REQUEST
Wherever the word "content" appears in the entries, copy the whole line.

* BEGIN INPUT *

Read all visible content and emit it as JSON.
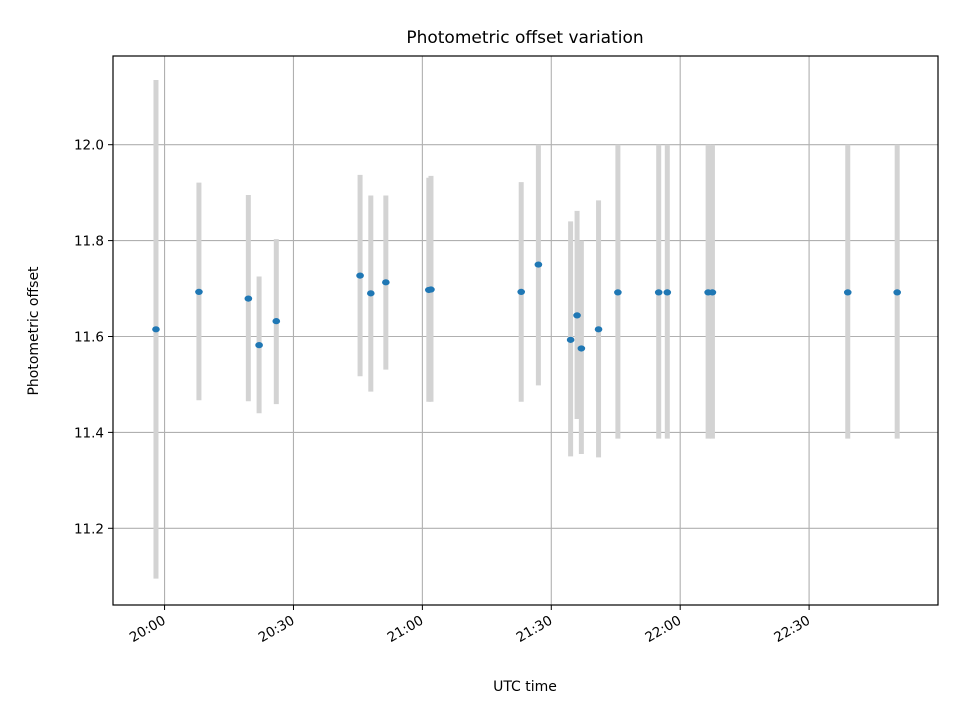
{
  "chart_data": {
    "type": "scatter",
    "title": "Photometric offset variation",
    "xlabel": "UTC time",
    "ylabel": "Photometric offset",
    "xlim": [
      "19:48",
      "23:00"
    ],
    "ylim": [
      11.04,
      12.185
    ],
    "xticks": [
      "20:00",
      "20:30",
      "21:00",
      "21:30",
      "22:00",
      "22:30"
    ],
    "yticks": [
      11.2,
      11.4,
      11.6,
      11.8,
      12.0
    ],
    "grid": true,
    "colors": {
      "marker": "#1f77b4",
      "errorbar": "#d3d3d3",
      "grid": "#b0b0b0"
    },
    "points": [
      {
        "x": "19:58",
        "y": 11.615,
        "low": 11.095,
        "high": 12.135
      },
      {
        "x": "20:08",
        "y": 11.693,
        "low": 11.467,
        "high": 11.921
      },
      {
        "x": "20:19.5",
        "y": 11.679,
        "low": 11.465,
        "high": 11.895
      },
      {
        "x": "20:22",
        "y": 11.582,
        "low": 11.44,
        "high": 11.725
      },
      {
        "x": "20:26",
        "y": 11.632,
        "low": 11.459,
        "high": 11.803
      },
      {
        "x": "20:45.5",
        "y": 11.727,
        "low": 11.517,
        "high": 11.937
      },
      {
        "x": "20:48",
        "y": 11.69,
        "low": 11.485,
        "high": 11.894
      },
      {
        "x": "20:51.5",
        "y": 11.713,
        "low": 11.531,
        "high": 11.894
      },
      {
        "x": "21:01.5",
        "y": 11.697,
        "low": 11.464,
        "high": 11.931
      },
      {
        "x": "21:02",
        "y": 11.698,
        "low": 11.464,
        "high": 11.935
      },
      {
        "x": "21:23",
        "y": 11.693,
        "low": 11.464,
        "high": 11.922
      },
      {
        "x": "21:27",
        "y": 11.75,
        "low": 11.498,
        "high": 12.0
      },
      {
        "x": "21:34.5",
        "y": 11.593,
        "low": 11.35,
        "high": 11.84
      },
      {
        "x": "21:36",
        "y": 11.644,
        "low": 11.428,
        "high": 11.862
      },
      {
        "x": "21:37",
        "y": 11.575,
        "low": 11.355,
        "high": 11.8
      },
      {
        "x": "21:41",
        "y": 11.615,
        "low": 11.348,
        "high": 11.884
      },
      {
        "x": "21:45.5",
        "y": 11.692,
        "low": 11.387,
        "high": 12.0
      },
      {
        "x": "21:55",
        "y": 11.692,
        "low": 11.387,
        "high": 12.0
      },
      {
        "x": "21:57",
        "y": 11.692,
        "low": 11.387,
        "high": 12.0
      },
      {
        "x": "22:06.5",
        "y": 11.692,
        "low": 11.387,
        "high": 12.0
      },
      {
        "x": "22:07.5",
        "y": 11.692,
        "low": 11.387,
        "high": 12.0
      },
      {
        "x": "22:39",
        "y": 11.692,
        "low": 11.387,
        "high": 12.0
      },
      {
        "x": "22:50.5",
        "y": 11.692,
        "low": 11.387,
        "high": 12.0
      }
    ]
  }
}
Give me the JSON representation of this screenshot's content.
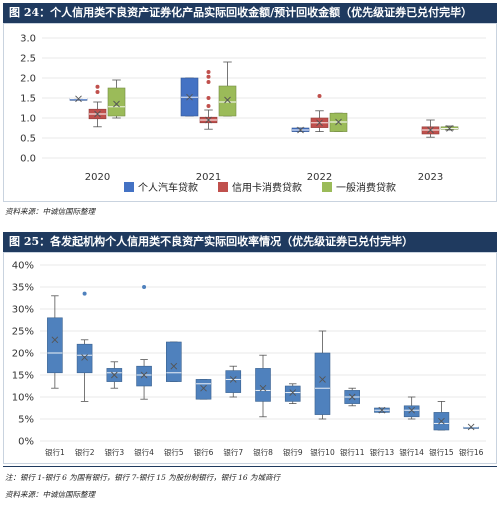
{
  "figure24": {
    "title": "图 24：个人信用类不良资产证券化产品实际回收金额/预计回收金额（优先级证券已兑付完毕）",
    "source": "资料来源：中诚信国际整理"
  },
  "figure25": {
    "title": "图 25：各发起机构个人信用类不良资产实际回收率情况（优先级证券已兑付完毕）",
    "note": "注：银行 1-银行 6 为国有银行，银行 7-银行 15 为股份制银行，银行 16 为城商行",
    "source": "资料来源：中诚信国际整理"
  },
  "colors": {
    "auto": "#4472c4",
    "card": "#c0504d",
    "general": "#9bbb59",
    "bank": "#4f81bd",
    "banner": "#1f3a5f"
  },
  "chart_data": [
    {
      "type": "box",
      "title": "",
      "categories": [
        "2020",
        "2021",
        "2022",
        "2023"
      ],
      "ylim": [
        0,
        3.0
      ],
      "yticks": [
        "0.0",
        "0.5",
        "1.0",
        "1.5",
        "2.0",
        "2.5",
        "3.0"
      ],
      "legend_position": "bottom",
      "series": [
        {
          "name": "个人汽车贷款",
          "color": "#4472c4",
          "boxes": [
            {
              "category": "2020",
              "min": 1.48,
              "q1": 1.48,
              "median": 1.48,
              "q3": 1.48,
              "max": 1.48,
              "mean": 1.48,
              "outliers": []
            },
            {
              "category": "2021",
              "min": 1.05,
              "q1": 1.05,
              "median": 1.52,
              "q3": 2.0,
              "max": 2.0,
              "mean": 1.52,
              "outliers": []
            },
            {
              "category": "2022",
              "min": 0.66,
              "q1": 0.66,
              "median": 0.7,
              "q3": 0.75,
              "max": 0.75,
              "mean": 0.7,
              "outliers": []
            },
            null
          ]
        },
        {
          "name": "信用卡消费贷款",
          "color": "#c0504d",
          "boxes": [
            {
              "category": "2020",
              "min": 0.78,
              "q1": 0.98,
              "median": 1.1,
              "q3": 1.22,
              "max": 1.4,
              "mean": 1.1,
              "outliers": [
                1.65,
                1.78
              ]
            },
            {
              "category": "2021",
              "min": 0.72,
              "q1": 0.88,
              "median": 0.95,
              "q3": 1.02,
              "max": 1.2,
              "mean": 0.95,
              "outliers": [
                1.3,
                1.5,
                1.9,
                2.03,
                2.15
              ]
            },
            {
              "category": "2022",
              "min": 0.66,
              "q1": 0.76,
              "median": 0.88,
              "q3": 1.0,
              "max": 1.18,
              "mean": 0.88,
              "outliers": [
                1.55
              ]
            },
            {
              "category": "2023",
              "min": 0.52,
              "q1": 0.6,
              "median": 0.7,
              "q3": 0.78,
              "max": 0.95,
              "mean": 0.7,
              "outliers": []
            }
          ]
        },
        {
          "name": "一般消费贷款",
          "color": "#9bbb59",
          "boxes": [
            {
              "category": "2020",
              "min": 1.0,
              "q1": 1.05,
              "median": 1.28,
              "q3": 1.75,
              "max": 1.95,
              "mean": 1.35,
              "outliers": []
            },
            {
              "category": "2021",
              "min": 1.05,
              "q1": 1.05,
              "median": 1.4,
              "q3": 1.8,
              "max": 2.4,
              "mean": 1.45,
              "outliers": []
            },
            {
              "category": "2022",
              "min": 0.66,
              "q1": 0.66,
              "median": 0.9,
              "q3": 1.12,
              "max": 1.12,
              "mean": 0.9,
              "outliers": []
            },
            {
              "category": "2023",
              "min": 0.7,
              "q1": 0.72,
              "median": 0.74,
              "q3": 0.78,
              "max": 0.8,
              "mean": 0.74,
              "outliers": []
            }
          ]
        }
      ]
    },
    {
      "type": "box",
      "title": "",
      "categories": [
        "银行1",
        "银行2",
        "银行3",
        "银行4",
        "银行5",
        "银行6",
        "银行7",
        "银行8",
        "银行9",
        "银行10",
        "银行11",
        "银行13",
        "银行14",
        "银行15",
        "银行16"
      ],
      "ylim": [
        0,
        40
      ],
      "yticks": [
        "0%",
        "5%",
        "10%",
        "15%",
        "20%",
        "25%",
        "30%",
        "35%",
        "40%"
      ],
      "series": [
        {
          "name": "",
          "color": "#4f81bd",
          "boxes": [
            {
              "min": 12,
              "q1": 15.5,
              "median": 20,
              "q3": 28,
              "max": 33,
              "mean": 23,
              "outliers": []
            },
            {
              "min": 9,
              "q1": 15.5,
              "median": 19.5,
              "q3": 22,
              "max": 23,
              "mean": 19,
              "outliers": [
                33.5
              ]
            },
            {
              "min": 12,
              "q1": 13.5,
              "median": 15.5,
              "q3": 16.5,
              "max": 18,
              "mean": 15,
              "outliers": []
            },
            {
              "min": 9.5,
              "q1": 12.5,
              "median": 15,
              "q3": 17,
              "max": 18.5,
              "mean": 15,
              "outliers": [
                35
              ]
            },
            {
              "min": 13.5,
              "q1": 13.5,
              "median": 15.5,
              "q3": 22.5,
              "max": 22.5,
              "mean": 17,
              "outliers": []
            },
            {
              "min": 9.5,
              "q1": 9.5,
              "median": 13,
              "q3": 14,
              "max": 14,
              "mean": 12,
              "outliers": []
            },
            {
              "min": 10,
              "q1": 11,
              "median": 14,
              "q3": 16,
              "max": 17,
              "mean": 14,
              "outliers": []
            },
            {
              "min": 5.5,
              "q1": 9,
              "median": 11.5,
              "q3": 16.5,
              "max": 19.5,
              "mean": 12,
              "outliers": []
            },
            {
              "min": 8.5,
              "q1": 9,
              "median": 11,
              "q3": 12.5,
              "max": 13,
              "mean": 11,
              "outliers": []
            },
            {
              "min": 5,
              "q1": 6,
              "median": 12,
              "q3": 20,
              "max": 25,
              "mean": 14,
              "outliers": []
            },
            {
              "min": 8,
              "q1": 8.5,
              "median": 10,
              "q3": 11.5,
              "max": 12,
              "mean": 10,
              "outliers": []
            },
            {
              "min": 6.5,
              "q1": 6.5,
              "median": 7,
              "q3": 7.5,
              "max": 7.5,
              "mean": 7,
              "outliers": []
            },
            {
              "min": 5,
              "q1": 5.5,
              "median": 7,
              "q3": 8,
              "max": 10,
              "mean": 7,
              "outliers": []
            },
            {
              "min": 2.5,
              "q1": 2.5,
              "median": 4,
              "q3": 6.5,
              "max": 9,
              "mean": 4.5,
              "outliers": []
            },
            {
              "min": 3.2,
              "q1": 3.2,
              "median": 3.2,
              "q3": 3.2,
              "max": 3.2,
              "mean": 3.2,
              "outliers": []
            }
          ]
        }
      ]
    }
  ]
}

* END INPUT *

OUTPUT BELOW
Read all visible content and emit it as JSON.
Give me the JSON representation of this screenshot's content.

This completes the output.